------ PROVIDED ENTRIES
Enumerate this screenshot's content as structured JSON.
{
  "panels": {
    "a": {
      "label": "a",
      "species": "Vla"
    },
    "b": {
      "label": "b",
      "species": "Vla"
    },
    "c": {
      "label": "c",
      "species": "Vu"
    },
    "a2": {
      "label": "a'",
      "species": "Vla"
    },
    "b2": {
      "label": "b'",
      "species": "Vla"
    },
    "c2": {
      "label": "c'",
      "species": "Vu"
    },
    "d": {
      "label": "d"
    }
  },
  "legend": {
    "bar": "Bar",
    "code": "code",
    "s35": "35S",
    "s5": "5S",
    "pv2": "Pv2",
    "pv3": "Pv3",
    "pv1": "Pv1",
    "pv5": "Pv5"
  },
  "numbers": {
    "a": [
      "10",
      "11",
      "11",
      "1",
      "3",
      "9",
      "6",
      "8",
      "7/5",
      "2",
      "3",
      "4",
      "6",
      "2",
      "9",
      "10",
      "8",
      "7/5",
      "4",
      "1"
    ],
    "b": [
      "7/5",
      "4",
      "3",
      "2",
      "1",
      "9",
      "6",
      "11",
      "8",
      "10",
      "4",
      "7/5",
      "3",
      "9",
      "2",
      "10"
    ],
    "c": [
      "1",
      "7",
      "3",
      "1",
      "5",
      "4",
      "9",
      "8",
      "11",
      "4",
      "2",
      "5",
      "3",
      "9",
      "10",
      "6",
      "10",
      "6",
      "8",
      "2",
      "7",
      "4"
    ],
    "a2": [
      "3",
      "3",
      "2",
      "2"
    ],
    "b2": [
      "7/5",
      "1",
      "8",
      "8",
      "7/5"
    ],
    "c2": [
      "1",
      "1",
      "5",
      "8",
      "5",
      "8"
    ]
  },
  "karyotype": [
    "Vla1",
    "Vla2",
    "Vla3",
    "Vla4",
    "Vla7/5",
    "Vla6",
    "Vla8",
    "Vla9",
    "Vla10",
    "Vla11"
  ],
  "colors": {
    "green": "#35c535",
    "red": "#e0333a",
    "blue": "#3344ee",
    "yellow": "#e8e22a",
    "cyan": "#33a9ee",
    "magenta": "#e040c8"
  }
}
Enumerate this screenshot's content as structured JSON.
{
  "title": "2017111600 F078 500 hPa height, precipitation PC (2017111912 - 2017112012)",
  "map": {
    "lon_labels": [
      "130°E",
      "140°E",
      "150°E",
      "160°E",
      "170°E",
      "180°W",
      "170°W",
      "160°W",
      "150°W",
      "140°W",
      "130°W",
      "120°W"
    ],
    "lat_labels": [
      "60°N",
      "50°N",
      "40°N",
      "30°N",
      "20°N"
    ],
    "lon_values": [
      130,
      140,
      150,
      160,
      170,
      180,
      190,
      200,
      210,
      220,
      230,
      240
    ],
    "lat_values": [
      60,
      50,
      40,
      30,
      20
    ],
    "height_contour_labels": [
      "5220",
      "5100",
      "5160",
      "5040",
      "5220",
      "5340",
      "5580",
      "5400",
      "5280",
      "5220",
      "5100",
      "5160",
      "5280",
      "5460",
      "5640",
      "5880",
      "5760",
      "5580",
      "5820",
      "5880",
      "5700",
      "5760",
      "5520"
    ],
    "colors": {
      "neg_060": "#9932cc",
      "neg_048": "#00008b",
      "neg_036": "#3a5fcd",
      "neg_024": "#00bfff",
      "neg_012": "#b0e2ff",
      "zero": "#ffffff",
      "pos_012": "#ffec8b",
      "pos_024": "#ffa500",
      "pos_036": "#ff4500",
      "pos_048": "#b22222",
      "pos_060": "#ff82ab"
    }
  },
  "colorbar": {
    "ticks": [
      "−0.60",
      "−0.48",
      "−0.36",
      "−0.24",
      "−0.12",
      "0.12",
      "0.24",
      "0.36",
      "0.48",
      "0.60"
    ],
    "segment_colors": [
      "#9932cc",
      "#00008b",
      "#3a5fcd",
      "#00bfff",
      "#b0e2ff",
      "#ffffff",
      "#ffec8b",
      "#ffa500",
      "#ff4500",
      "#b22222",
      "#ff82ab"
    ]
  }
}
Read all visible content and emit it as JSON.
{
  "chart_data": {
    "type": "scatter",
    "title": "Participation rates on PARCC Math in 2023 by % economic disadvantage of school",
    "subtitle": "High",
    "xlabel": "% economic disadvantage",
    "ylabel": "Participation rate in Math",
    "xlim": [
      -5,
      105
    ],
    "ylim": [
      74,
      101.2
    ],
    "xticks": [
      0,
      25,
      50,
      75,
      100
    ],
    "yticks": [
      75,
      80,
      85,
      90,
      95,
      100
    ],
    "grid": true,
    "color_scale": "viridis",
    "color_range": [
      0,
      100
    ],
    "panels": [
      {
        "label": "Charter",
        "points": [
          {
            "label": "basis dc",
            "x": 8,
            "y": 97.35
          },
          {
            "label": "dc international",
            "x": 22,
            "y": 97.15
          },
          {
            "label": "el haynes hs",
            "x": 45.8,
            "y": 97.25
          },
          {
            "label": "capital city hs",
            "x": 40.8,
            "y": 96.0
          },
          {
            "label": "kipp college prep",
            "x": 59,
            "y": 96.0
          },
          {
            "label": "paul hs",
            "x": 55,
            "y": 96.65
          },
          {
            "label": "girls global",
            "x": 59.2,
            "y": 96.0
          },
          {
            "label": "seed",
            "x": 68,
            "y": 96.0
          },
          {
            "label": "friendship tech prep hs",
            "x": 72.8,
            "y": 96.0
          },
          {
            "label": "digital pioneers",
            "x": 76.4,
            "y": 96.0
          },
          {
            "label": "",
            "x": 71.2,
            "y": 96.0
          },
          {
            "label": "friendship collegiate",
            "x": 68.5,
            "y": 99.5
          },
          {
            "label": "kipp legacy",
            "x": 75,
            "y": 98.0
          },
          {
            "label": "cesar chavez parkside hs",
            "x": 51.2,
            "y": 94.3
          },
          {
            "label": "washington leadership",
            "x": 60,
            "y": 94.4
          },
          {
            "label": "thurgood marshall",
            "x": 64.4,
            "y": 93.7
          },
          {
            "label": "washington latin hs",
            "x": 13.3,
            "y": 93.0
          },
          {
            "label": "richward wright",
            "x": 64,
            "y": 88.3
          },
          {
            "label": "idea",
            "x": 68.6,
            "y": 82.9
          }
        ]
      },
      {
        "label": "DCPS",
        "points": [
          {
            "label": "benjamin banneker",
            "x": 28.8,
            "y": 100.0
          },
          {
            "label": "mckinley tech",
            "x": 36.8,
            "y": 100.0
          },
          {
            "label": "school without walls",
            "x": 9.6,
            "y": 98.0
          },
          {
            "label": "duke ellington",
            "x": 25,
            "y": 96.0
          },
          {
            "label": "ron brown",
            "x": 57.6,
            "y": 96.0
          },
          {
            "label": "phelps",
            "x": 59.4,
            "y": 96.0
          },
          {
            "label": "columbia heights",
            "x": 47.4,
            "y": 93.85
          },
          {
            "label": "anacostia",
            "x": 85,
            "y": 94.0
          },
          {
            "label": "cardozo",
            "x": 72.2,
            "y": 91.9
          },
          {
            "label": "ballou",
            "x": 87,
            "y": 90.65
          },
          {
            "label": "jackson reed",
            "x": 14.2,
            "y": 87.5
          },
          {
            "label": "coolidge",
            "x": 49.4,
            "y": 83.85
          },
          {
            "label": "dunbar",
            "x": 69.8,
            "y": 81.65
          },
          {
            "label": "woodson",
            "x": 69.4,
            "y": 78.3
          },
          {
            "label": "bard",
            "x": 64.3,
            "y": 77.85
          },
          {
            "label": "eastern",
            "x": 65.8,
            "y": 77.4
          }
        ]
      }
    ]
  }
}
------------
• [WHAT YOU NEED TO DO]
Reproduce the records above exactly.

• [CORRECT OUTPUT]
Enumerate this screenshot's content as structured JSON.
{
  "panels": {
    "a": {
      "label": "a",
      "species": "Vla"
    },
    "b": {
      "label": "b",
      "species": "Vla"
    },
    "c": {
      "label": "c",
      "species": "Vu"
    },
    "a2": {
      "label": "a'",
      "species": "Vla"
    },
    "b2": {
      "label": "b'",
      "species": "Vla"
    },
    "c2": {
      "label": "c'",
      "species": "Vu"
    },
    "d": {
      "label": "d"
    }
  },
  "legend": {
    "bar": "Bar",
    "code": "code",
    "s35": "35S",
    "s5": "5S",
    "pv2": "Pv2",
    "pv3": "Pv3",
    "pv1": "Pv1",
    "pv5": "Pv5"
  },
  "numbers": {
    "a": [
      "10",
      "11",
      "11",
      "1",
      "3",
      "9",
      "6",
      "8",
      "7/5",
      "2",
      "3",
      "4",
      "6",
      "2",
      "9",
      "10",
      "8",
      "7/5",
      "4",
      "1"
    ],
    "b": [
      "7/5",
      "4",
      "3",
      "2",
      "1",
      "9",
      "6",
      "11",
      "8",
      "10",
      "4",
      "7/5",
      "3",
      "9",
      "2",
      "10"
    ],
    "c": [
      "1",
      "7",
      "3",
      "1",
      "5",
      "4",
      "9",
      "8",
      "11",
      "4",
      "2",
      "5",
      "3",
      "9",
      "10",
      "6",
      "10",
      "6",
      "8",
      "2",
      "7",
      "4"
    ],
    "a2": [
      "3",
      "3",
      "2",
      "2"
    ],
    "b2": [
      "7/5",
      "1",
      "8",
      "8",
      "7/5"
    ],
    "c2": [
      "1",
      "1",
      "5",
      "8",
      "5",
      "8"
    ]
  },
  "karyotype": [
    "Vla1",
    "Vla2",
    "Vla3",
    "Vla4",
    "Vla7/5",
    "Vla6",
    "Vla8",
    "Vla9",
    "Vla10",
    "Vla11"
  ],
  "colors": {
    "green": "#35c535",
    "red": "#e0333a",
    "blue": "#3344ee",
    "yellow": "#e8e22a",
    "cyan": "#33a9ee",
    "magenta": "#e040c8"
  }
}
Enumerate this screenshot's content as structured JSON.
{
  "title": "2017111600 F078 500 hPa height, precipitation PC (2017111912 - 2017112012)",
  "map": {
    "lon_labels": [
      "130°E",
      "140°E",
      "150°E",
      "160°E",
      "170°E",
      "180°W",
      "170°W",
      "160°W",
      "150°W",
      "140°W",
      "130°W",
      "120°W"
    ],
    "lat_labels": [
      "60°N",
      "50°N",
      "40°N",
      "30°N",
      "20°N"
    ],
    "lon_values": [
      130,
      140,
      150,
      160,
      170,
      180,
      190,
      200,
      210,
      220,
      230,
      240
    ],
    "lat_values": [
      60,
      50,
      40,
      30,
      20
    ],
    "height_contour_labels": [
      "5220",
      "5100",
      "5160",
      "5040",
      "5220",
      "5340",
      "5580",
      "5400",
      "5280",
      "5220",
      "5100",
      "5160",
      "5280",
      "5460",
      "5640",
      "5880",
      "5760",
      "5580",
      "5820",
      "5880",
      "5700",
      "5760",
      "5520"
    ],
    "colors": {
      "neg_060": "#9932cc",
      "neg_048": "#00008b",
      "neg_036": "#3a5fcd",
      "neg_024": "#00bfff",
      "neg_012": "#b0e2ff",
      "zero": "#ffffff",
      "pos_012": "#ffec8b",
      "pos_024": "#ffa500",
      "pos_036": "#ff4500",
      "pos_048": "#b22222",
      "pos_060": "#ff82ab"
    }
  },
  "colorbar": {
    "ticks": [
      "−0.60",
      "−0.48",
      "−0.36",
      "−0.24",
      "−0.12",
      "0.12",
      "0.24",
      "0.36",
      "0.48",
      "0.60"
    ],
    "segment_colors": [
      "#9932cc",
      "#00008b",
      "#3a5fcd",
      "#00bfff",
      "#b0e2ff",
      "#ffffff",
      "#ffec8b",
      "#ffa500",
      "#ff4500",
      "#b22222",
      "#ff82ab"
    ]
  }
}
Read all visible content and emit it as JSON.
{
  "chart_data": {
    "type": "scatter",
    "title": "Participation rates on PARCC Math in 2023 by % economic disadvantage of school",
    "subtitle": "High",
    "xlabel": "% economic disadvantage",
    "ylabel": "Participation rate in Math",
    "xlim": [
      -5,
      105
    ],
    "ylim": [
      74,
      101.2
    ],
    "xticks": [
      0,
      25,
      50,
      75,
      100
    ],
    "yticks": [
      75,
      80,
      85,
      90,
      95,
      100
    ],
    "grid": true,
    "color_scale": "viridis",
    "color_range": [
      0,
      100
    ],
    "panels": [
      {
        "label": "Charter",
        "points": [
          {
            "label": "basis dc",
            "x": 8,
            "y": 97.35
          },
          {
            "label": "dc international",
            "x": 22,
            "y": 97.15
          },
          {
            "label": "el haynes hs",
            "x": 45.8,
            "y": 97.25
          },
          {
            "label": "capital city hs",
            "x": 40.8,
            "y": 96.0
          },
          {
            "label": "kipp college prep",
            "x": 59,
            "y": 96.0
          },
          {
            "label": "paul hs",
            "x": 55,
            "y": 96.65
          },
          {
            "label": "girls global",
            "x": 59.2,
            "y": 96.0
          },
          {
            "label": "seed",
            "x": 68,
            "y": 96.0
          },
          {
            "label": "friendship tech prep hs",
            "x": 72.8,
            "y": 96.0
          },
          {
            "label": "digital pioneers",
            "x": 76.4,
            "y": 96.0
          },
          {
            "label": "",
            "x": 71.2,
            "y": 96.0
          },
          {
            "label": "friendship collegiate",
            "x": 68.5,
            "y": 99.5
          },
          {
            "label": "kipp legacy",
            "x": 75,
            "y": 98.0
          },
          {
            "label": "cesar chavez parkside hs",
            "x": 51.2,
            "y": 94.3
          },
          {
            "label": "washington leadership",
            "x": 60,
            "y": 94.4
          },
          {
            "label": "thurgood marshall",
            "x": 64.4,
            "y": 93.7
          },
          {
            "label": "washington latin hs",
            "x": 13.3,
            "y": 93.0
          },
          {
            "label": "richward wright",
            "x": 64,
            "y": 88.3
          },
          {
            "label": "idea",
            "x": 68.6,
            "y": 82.9
          }
        ]
      },
      {
        "label": "DCPS",
        "points": [
          {
            "label": "benjamin banneker",
            "x": 28.8,
            "y": 100.0
          },
          {
            "label": "mckinley tech",
            "x": 36.8,
            "y": 100.0
          },
          {
            "label": "school without walls",
            "x": 9.6,
            "y": 98.0
          },
          {
            "label": "duke ellington",
            "x": 25,
            "y": 96.0
          },
          {
            "label": "ron brown",
            "x": 57.6,
            "y": 96.0
          },
          {
            "label": "phelps",
            "x": 59.4,
            "y": 96.0
          },
          {
            "label": "columbia heights",
            "x": 47.4,
            "y": 93.85
          },
          {
            "label": "anacostia",
            "x": 85,
            "y": 94.0
          },
          {
            "label": "cardozo",
            "x": 72.2,
            "y": 91.9
          },
          {
            "label": "ballou",
            "x": 87,
            "y": 90.65
          },
          {
            "label": "jackson reed",
            "x": 14.2,
            "y": 87.5
          },
          {
            "label": "coolidge",
            "x": 49.4,
            "y": 83.85
          },
          {
            "label": "dunbar",
            "x": 69.8,
            "y": 81.65
          },
          {
            "label": "woodson",
            "x": 69.4,
            "y": 78.3
          },
          {
            "label": "bard",
            "x": 64.3,
            "y": 77.85
          },
          {
            "label": "eastern",
            "x": 65.8,
            "y": 77.4
          }
        ]
      }
    ]
  }
}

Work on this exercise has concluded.